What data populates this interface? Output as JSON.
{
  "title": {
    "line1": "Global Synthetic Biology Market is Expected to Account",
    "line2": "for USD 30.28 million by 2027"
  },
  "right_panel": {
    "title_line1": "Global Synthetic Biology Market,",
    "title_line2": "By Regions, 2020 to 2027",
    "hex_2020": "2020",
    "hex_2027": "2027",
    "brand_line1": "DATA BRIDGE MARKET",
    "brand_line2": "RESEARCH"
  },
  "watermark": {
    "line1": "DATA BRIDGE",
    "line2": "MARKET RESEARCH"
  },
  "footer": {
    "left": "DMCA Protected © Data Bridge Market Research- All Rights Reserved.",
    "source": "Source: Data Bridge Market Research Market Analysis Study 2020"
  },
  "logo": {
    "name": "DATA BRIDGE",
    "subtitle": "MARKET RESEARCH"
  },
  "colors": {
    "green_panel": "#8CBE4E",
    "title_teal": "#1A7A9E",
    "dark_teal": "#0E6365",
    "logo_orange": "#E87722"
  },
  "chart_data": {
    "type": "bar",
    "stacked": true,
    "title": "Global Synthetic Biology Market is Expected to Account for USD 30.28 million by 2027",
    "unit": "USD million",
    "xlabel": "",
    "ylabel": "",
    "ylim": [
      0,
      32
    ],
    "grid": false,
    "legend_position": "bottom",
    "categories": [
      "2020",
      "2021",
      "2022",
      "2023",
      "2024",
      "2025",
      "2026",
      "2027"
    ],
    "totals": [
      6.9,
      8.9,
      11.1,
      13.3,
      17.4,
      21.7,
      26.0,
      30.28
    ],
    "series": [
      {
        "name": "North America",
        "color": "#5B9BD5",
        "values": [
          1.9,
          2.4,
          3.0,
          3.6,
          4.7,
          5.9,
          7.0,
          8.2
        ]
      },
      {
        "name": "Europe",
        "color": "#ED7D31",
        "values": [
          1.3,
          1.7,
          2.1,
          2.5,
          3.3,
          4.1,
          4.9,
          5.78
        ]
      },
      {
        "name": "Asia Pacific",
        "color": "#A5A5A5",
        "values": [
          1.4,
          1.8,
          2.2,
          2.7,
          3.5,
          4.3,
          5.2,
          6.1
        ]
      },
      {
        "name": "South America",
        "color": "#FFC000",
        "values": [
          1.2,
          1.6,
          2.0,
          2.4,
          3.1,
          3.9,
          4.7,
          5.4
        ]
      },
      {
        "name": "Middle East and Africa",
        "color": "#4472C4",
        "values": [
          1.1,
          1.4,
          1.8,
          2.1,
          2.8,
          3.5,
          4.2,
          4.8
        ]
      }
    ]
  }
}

+++

- **STATED GOAL**
Restate every line of the data word for word.

- **FINAL ANSWER**
What data populates this interface? Output as JSON.
{
  "title": {
    "line1": "Global Synthetic Biology Market is Expected to Account",
    "line2": "for USD 30.28 million by 2027"
  },
  "right_panel": {
    "title_line1": "Global Synthetic Biology Market,",
    "title_line2": "By Regions, 2020 to 2027",
    "hex_2020": "2020",
    "hex_2027": "2027",
    "brand_line1": "DATA BRIDGE MARKET",
    "brand_line2": "RESEARCH"
  },
  "watermark": {
    "line1": "DATA BRIDGE",
    "line2": "MARKET RESEARCH"
  },
  "footer": {
    "left": "DMCA Protected © Data Bridge Market Research- All Rights Reserved.",
    "source": "Source: Data Bridge Market Research Market Analysis Study 2020"
  },
  "logo": {
    "name": "DATA BRIDGE",
    "subtitle": "MARKET RESEARCH"
  },
  "colors": {
    "green_panel": "#8CBE4E",
    "title_teal": "#1A7A9E",
    "dark_teal": "#0E6365",
    "logo_orange": "#E87722"
  },
  "chart_data": {
    "type": "bar",
    "stacked": true,
    "title": "Global Synthetic Biology Market is Expected to Account for USD 30.28 million by 2027",
    "unit": "USD million",
    "xlabel": "",
    "ylabel": "",
    "ylim": [
      0,
      32
    ],
    "grid": false,
    "legend_position": "bottom",
    "categories": [
      "2020",
      "2021",
      "2022",
      "2023",
      "2024",
      "2025",
      "2026",
      "2027"
    ],
    "totals": [
      6.9,
      8.9,
      11.1,
      13.3,
      17.4,
      21.7,
      26.0,
      30.28
    ],
    "series": [
      {
        "name": "North America",
        "color": "#5B9BD5",
        "values": [
          1.9,
          2.4,
          3.0,
          3.6,
          4.7,
          5.9,
          7.0,
          8.2
        ]
      },
      {
        "name": "Europe",
        "color": "#ED7D31",
        "values": [
          1.3,
          1.7,
          2.1,
          2.5,
          3.3,
          4.1,
          4.9,
          5.78
        ]
      },
      {
        "name": "Asia Pacific",
        "color": "#A5A5A5",
        "values": [
          1.4,
          1.8,
          2.2,
          2.7,
          3.5,
          4.3,
          5.2,
          6.1
        ]
      },
      {
        "name": "South America",
        "color": "#FFC000",
        "values": [
          1.2,
          1.6,
          2.0,
          2.4,
          3.1,
          3.9,
          4.7,
          5.4
        ]
      },
      {
        "name": "Middle East and Africa",
        "color": "#4472C4",
        "values": [
          1.1,
          1.4,
          1.8,
          2.1,
          2.8,
          3.5,
          4.2,
          4.8
        ]
      }
    ]
  }
}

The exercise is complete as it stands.